■ ENTRIES ■
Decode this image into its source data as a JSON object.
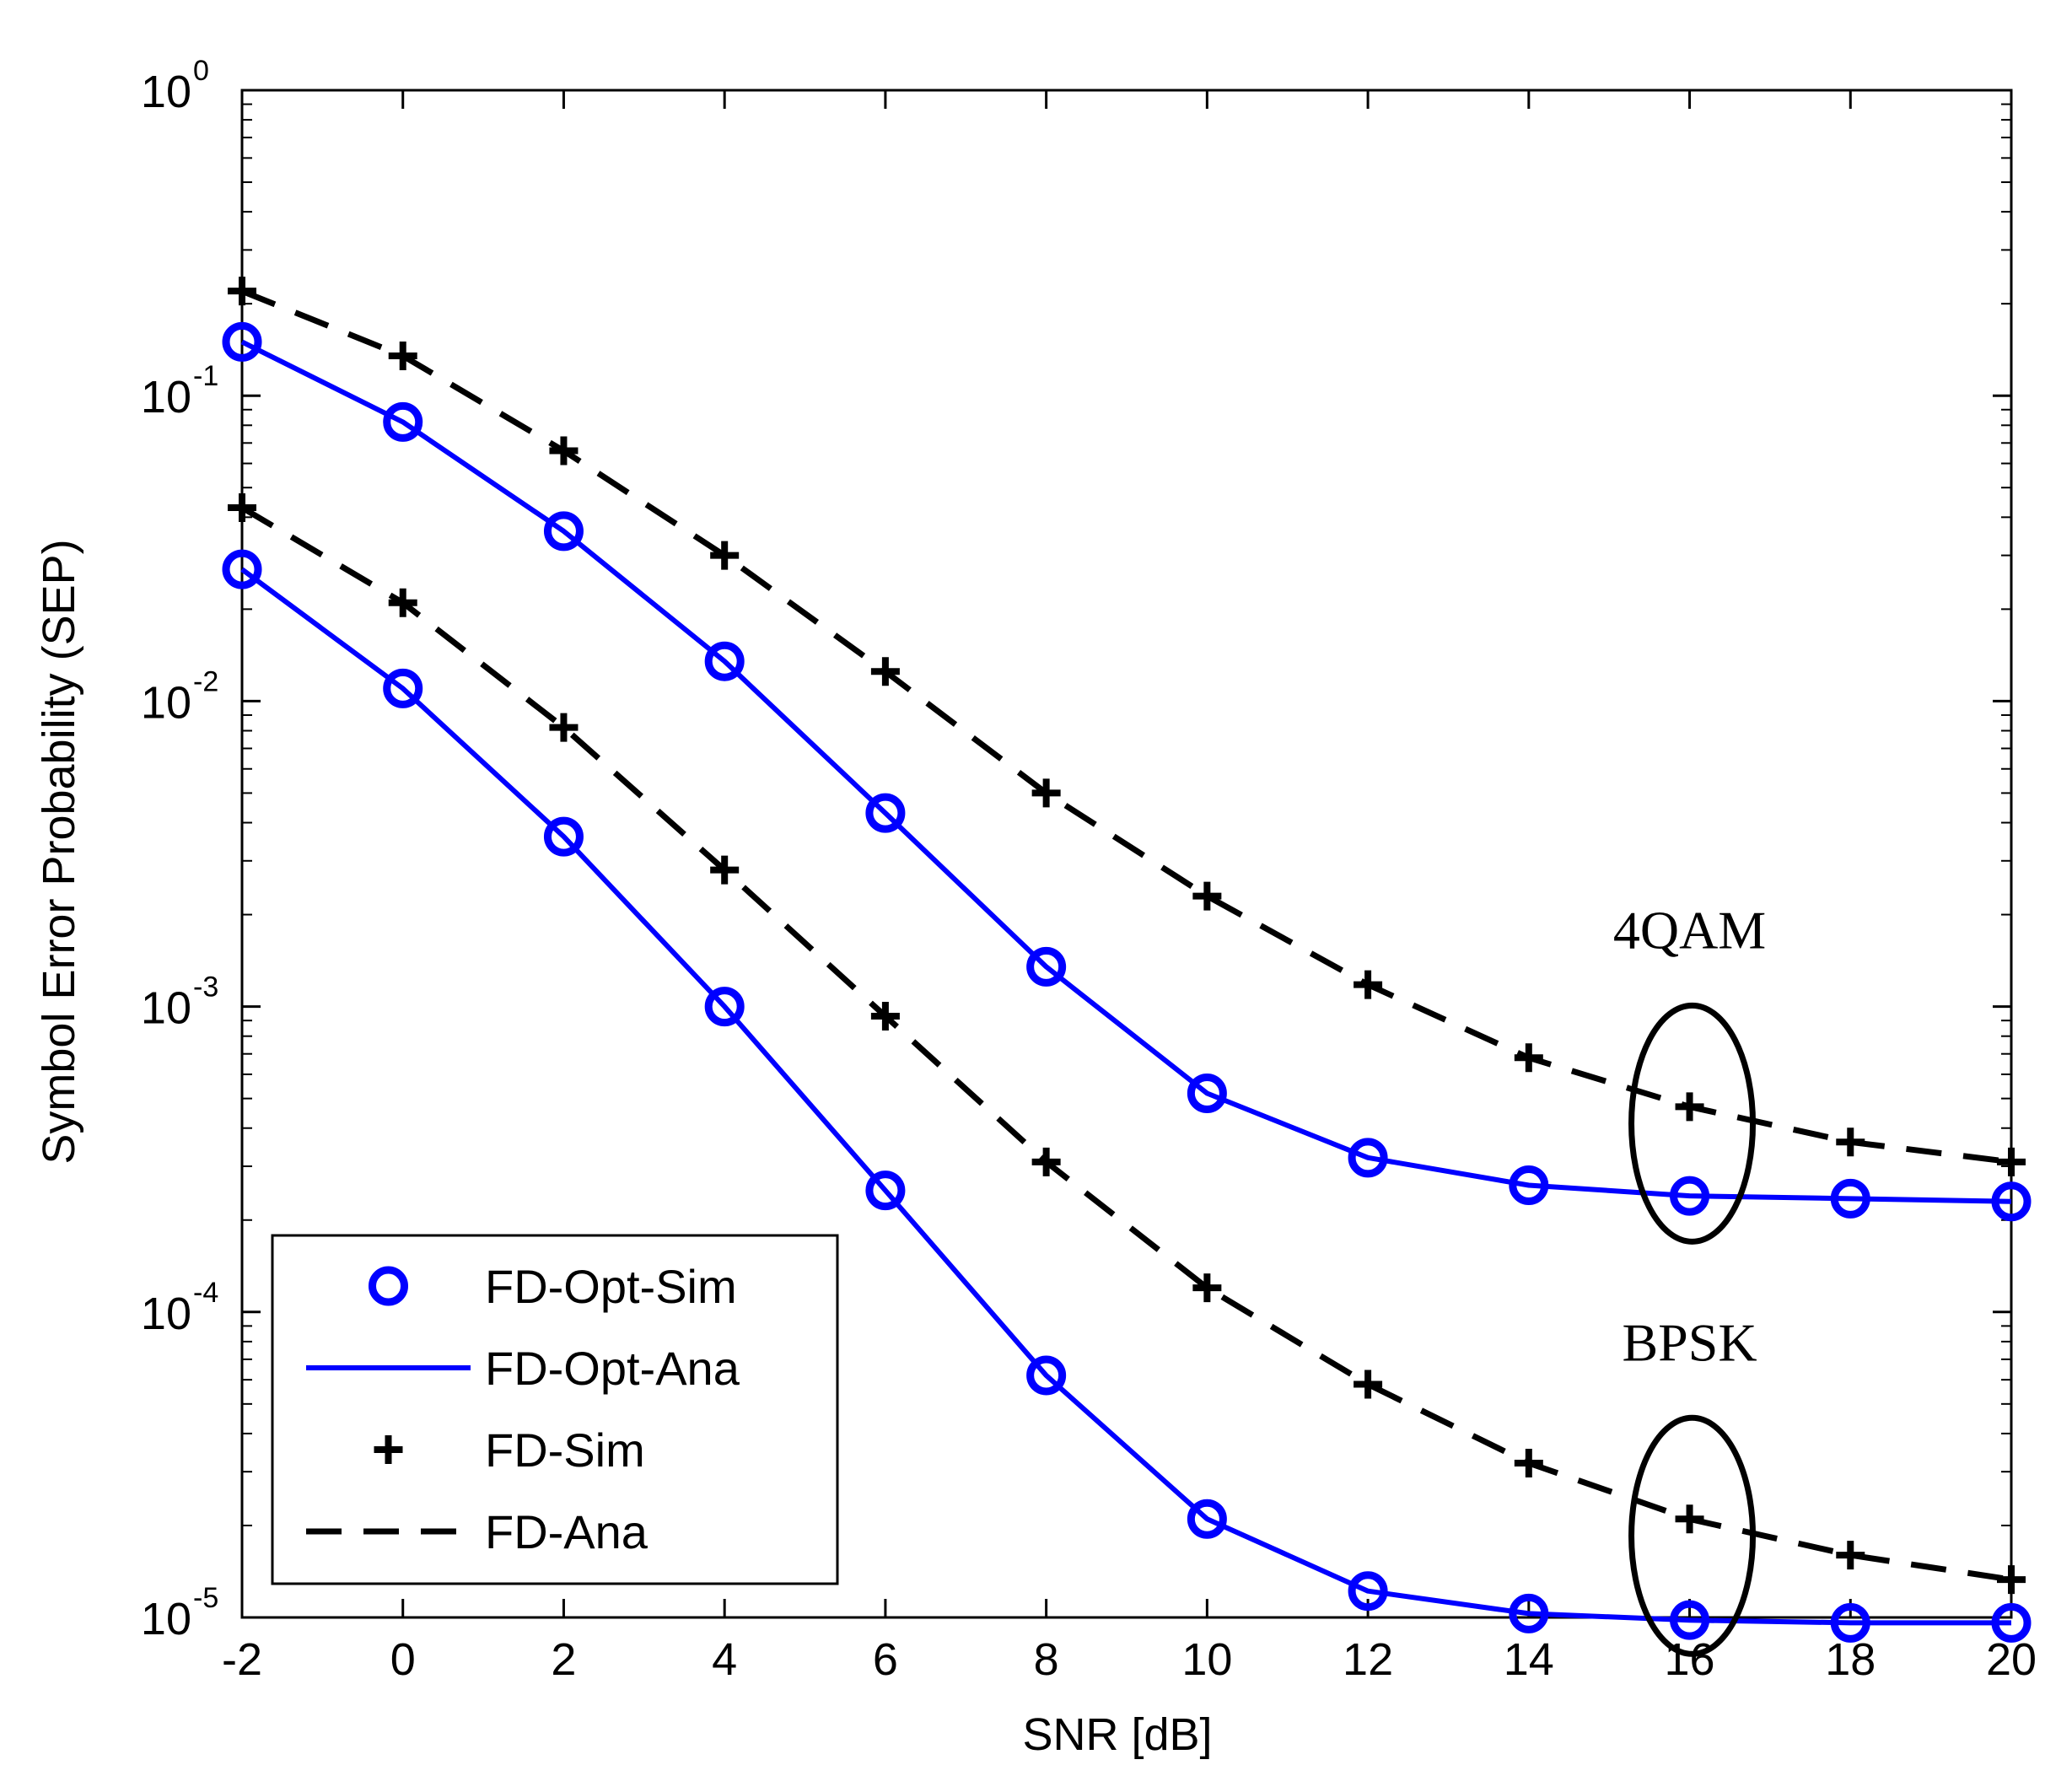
{
  "chart_data": {
    "type": "line",
    "title": "",
    "xlabel": "SNR [dB]",
    "ylabel": "Symbol Error Probability (SEP)",
    "xlim": [
      -2,
      20
    ],
    "ylim": [
      1e-05,
      1
    ],
    "yscale": "log",
    "x_ticks": [
      -2,
      0,
      2,
      4,
      6,
      8,
      10,
      12,
      14,
      16,
      18,
      20
    ],
    "x_tick_labels": [
      "-2",
      "0",
      "2",
      "4",
      "6",
      "8",
      "10",
      "12",
      "14",
      "16",
      "18",
      "20"
    ],
    "y_ticks": [
      {
        "value": 1e-05,
        "base": "10",
        "exp": "-5"
      },
      {
        "value": 0.0001,
        "base": "10",
        "exp": "-4"
      },
      {
        "value": 0.001,
        "base": "10",
        "exp": "-3"
      },
      {
        "value": 0.01,
        "base": "10",
        "exp": "-2"
      },
      {
        "value": 0.1,
        "base": "10",
        "exp": "-1"
      },
      {
        "value": 1,
        "base": "10",
        "exp": "0"
      }
    ],
    "grid": false,
    "legend_position": "bottom-left",
    "x": [
      -2,
      0,
      2,
      4,
      6,
      8,
      10,
      12,
      14,
      16,
      18,
      20
    ],
    "series": [
      {
        "name": "FD-Opt-Sim",
        "group": "4QAM",
        "style": "marker-circle",
        "color": "#0000ff",
        "values": [
          0.15,
          0.082,
          0.036,
          0.0135,
          0.0043,
          0.00135,
          0.00052,
          0.00032,
          0.00026,
          0.00024,
          0.000235,
          0.00023
        ]
      },
      {
        "name": "FD-Opt-Ana",
        "group": "4QAM",
        "style": "solid",
        "color": "#0000ff",
        "values": [
          0.15,
          0.082,
          0.036,
          0.0135,
          0.0043,
          0.00135,
          0.00052,
          0.00032,
          0.00026,
          0.00024,
          0.000235,
          0.00023
        ]
      },
      {
        "name": "FD-Sim",
        "group": "4QAM",
        "style": "marker-plus",
        "color": "#000000",
        "values": [
          0.22,
          0.135,
          0.066,
          0.03,
          0.0125,
          0.005,
          0.0023,
          0.00118,
          0.00068,
          0.00047,
          0.00036,
          0.00031
        ]
      },
      {
        "name": "FD-Ana",
        "group": "4QAM",
        "style": "dashed",
        "color": "#000000",
        "values": [
          0.22,
          0.135,
          0.066,
          0.03,
          0.0125,
          0.005,
          0.0023,
          0.00118,
          0.00068,
          0.00047,
          0.00036,
          0.00031
        ]
      },
      {
        "name": "FD-Opt-Sim",
        "group": "BPSK",
        "style": "marker-circle",
        "color": "#0000ff",
        "values": [
          0.027,
          0.011,
          0.0036,
          0.001,
          0.00025,
          6.2e-05,
          2.1e-05,
          1.22e-05,
          1.03e-05,
          9.8e-06,
          9.6e-06,
          9.6e-06
        ]
      },
      {
        "name": "FD-Opt-Ana",
        "group": "BPSK",
        "style": "solid",
        "color": "#0000ff",
        "values": [
          0.027,
          0.011,
          0.0036,
          0.001,
          0.00025,
          6.2e-05,
          2.1e-05,
          1.22e-05,
          1.03e-05,
          9.8e-06,
          9.6e-06,
          9.6e-06
        ]
      },
      {
        "name": "FD-Sim",
        "group": "BPSK",
        "style": "marker-plus",
        "color": "#000000",
        "values": [
          0.043,
          0.021,
          0.0082,
          0.0028,
          0.00093,
          0.00031,
          0.00012,
          5.8e-05,
          3.2e-05,
          2.1e-05,
          1.6e-05,
          1.33e-05
        ]
      },
      {
        "name": "FD-Ana",
        "group": "BPSK",
        "style": "dashed",
        "color": "#000000",
        "values": [
          0.043,
          0.021,
          0.0082,
          0.0028,
          0.00093,
          0.00031,
          0.00012,
          5.8e-05,
          3.2e-05,
          2.1e-05,
          1.6e-05,
          1.33e-05
        ]
      }
    ],
    "legend": [
      {
        "label": "FD-Opt-Sim",
        "style": "marker-circle",
        "color": "#0000ff"
      },
      {
        "label": "FD-Opt-Ana",
        "style": "solid",
        "color": "#0000ff"
      },
      {
        "label": "FD-Sim",
        "style": "marker-plus",
        "color": "#000000"
      },
      {
        "label": "FD-Ana",
        "style": "dashed",
        "color": "#000000"
      }
    ],
    "annotations": [
      {
        "text": "4QAM",
        "x": 16,
        "y": 0.00047,
        "shape": "ellipse"
      },
      {
        "text": "BPSK",
        "x": 16,
        "y": 2.1e-05,
        "shape": "ellipse"
      }
    ]
  }
}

■ WHAT TO WORK ON ■
Quote each entry above verbatim and drop the pictures.

■ REPLY ■
Decode this image into its source data as a JSON object.
{
  "chart_data": {
    "type": "line",
    "title": "",
    "xlabel": "SNR [dB]",
    "ylabel": "Symbol Error Probability (SEP)",
    "xlim": [
      -2,
      20
    ],
    "ylim": [
      1e-05,
      1
    ],
    "yscale": "log",
    "x_ticks": [
      -2,
      0,
      2,
      4,
      6,
      8,
      10,
      12,
      14,
      16,
      18,
      20
    ],
    "x_tick_labels": [
      "-2",
      "0",
      "2",
      "4",
      "6",
      "8",
      "10",
      "12",
      "14",
      "16",
      "18",
      "20"
    ],
    "y_ticks": [
      {
        "value": 1e-05,
        "base": "10",
        "exp": "-5"
      },
      {
        "value": 0.0001,
        "base": "10",
        "exp": "-4"
      },
      {
        "value": 0.001,
        "base": "10",
        "exp": "-3"
      },
      {
        "value": 0.01,
        "base": "10",
        "exp": "-2"
      },
      {
        "value": 0.1,
        "base": "10",
        "exp": "-1"
      },
      {
        "value": 1,
        "base": "10",
        "exp": "0"
      }
    ],
    "grid": false,
    "legend_position": "bottom-left",
    "x": [
      -2,
      0,
      2,
      4,
      6,
      8,
      10,
      12,
      14,
      16,
      18,
      20
    ],
    "series": [
      {
        "name": "FD-Opt-Sim",
        "group": "4QAM",
        "style": "marker-circle",
        "color": "#0000ff",
        "values": [
          0.15,
          0.082,
          0.036,
          0.0135,
          0.0043,
          0.00135,
          0.00052,
          0.00032,
          0.00026,
          0.00024,
          0.000235,
          0.00023
        ]
      },
      {
        "name": "FD-Opt-Ana",
        "group": "4QAM",
        "style": "solid",
        "color": "#0000ff",
        "values": [
          0.15,
          0.082,
          0.036,
          0.0135,
          0.0043,
          0.00135,
          0.00052,
          0.00032,
          0.00026,
          0.00024,
          0.000235,
          0.00023
        ]
      },
      {
        "name": "FD-Sim",
        "group": "4QAM",
        "style": "marker-plus",
        "color": "#000000",
        "values": [
          0.22,
          0.135,
          0.066,
          0.03,
          0.0125,
          0.005,
          0.0023,
          0.00118,
          0.00068,
          0.00047,
          0.00036,
          0.00031
        ]
      },
      {
        "name": "FD-Ana",
        "group": "4QAM",
        "style": "dashed",
        "color": "#000000",
        "values": [
          0.22,
          0.135,
          0.066,
          0.03,
          0.0125,
          0.005,
          0.0023,
          0.00118,
          0.00068,
          0.00047,
          0.00036,
          0.00031
        ]
      },
      {
        "name": "FD-Opt-Sim",
        "group": "BPSK",
        "style": "marker-circle",
        "color": "#0000ff",
        "values": [
          0.027,
          0.011,
          0.0036,
          0.001,
          0.00025,
          6.2e-05,
          2.1e-05,
          1.22e-05,
          1.03e-05,
          9.8e-06,
          9.6e-06,
          9.6e-06
        ]
      },
      {
        "name": "FD-Opt-Ana",
        "group": "BPSK",
        "style": "solid",
        "color": "#0000ff",
        "values": [
          0.027,
          0.011,
          0.0036,
          0.001,
          0.00025,
          6.2e-05,
          2.1e-05,
          1.22e-05,
          1.03e-05,
          9.8e-06,
          9.6e-06,
          9.6e-06
        ]
      },
      {
        "name": "FD-Sim",
        "group": "BPSK",
        "style": "marker-plus",
        "color": "#000000",
        "values": [
          0.043,
          0.021,
          0.0082,
          0.0028,
          0.00093,
          0.00031,
          0.00012,
          5.8e-05,
          3.2e-05,
          2.1e-05,
          1.6e-05,
          1.33e-05
        ]
      },
      {
        "name": "FD-Ana",
        "group": "BPSK",
        "style": "dashed",
        "color": "#000000",
        "values": [
          0.043,
          0.021,
          0.0082,
          0.0028,
          0.00093,
          0.00031,
          0.00012,
          5.8e-05,
          3.2e-05,
          2.1e-05,
          1.6e-05,
          1.33e-05
        ]
      }
    ],
    "legend": [
      {
        "label": "FD-Opt-Sim",
        "style": "marker-circle",
        "color": "#0000ff"
      },
      {
        "label": "FD-Opt-Ana",
        "style": "solid",
        "color": "#0000ff"
      },
      {
        "label": "FD-Sim",
        "style": "marker-plus",
        "color": "#000000"
      },
      {
        "label": "FD-Ana",
        "style": "dashed",
        "color": "#000000"
      }
    ],
    "annotations": [
      {
        "text": "4QAM",
        "x": 16,
        "y": 0.00047,
        "shape": "ellipse"
      },
      {
        "text": "BPSK",
        "x": 16,
        "y": 2.1e-05,
        "shape": "ellipse"
      }
    ]
  }
}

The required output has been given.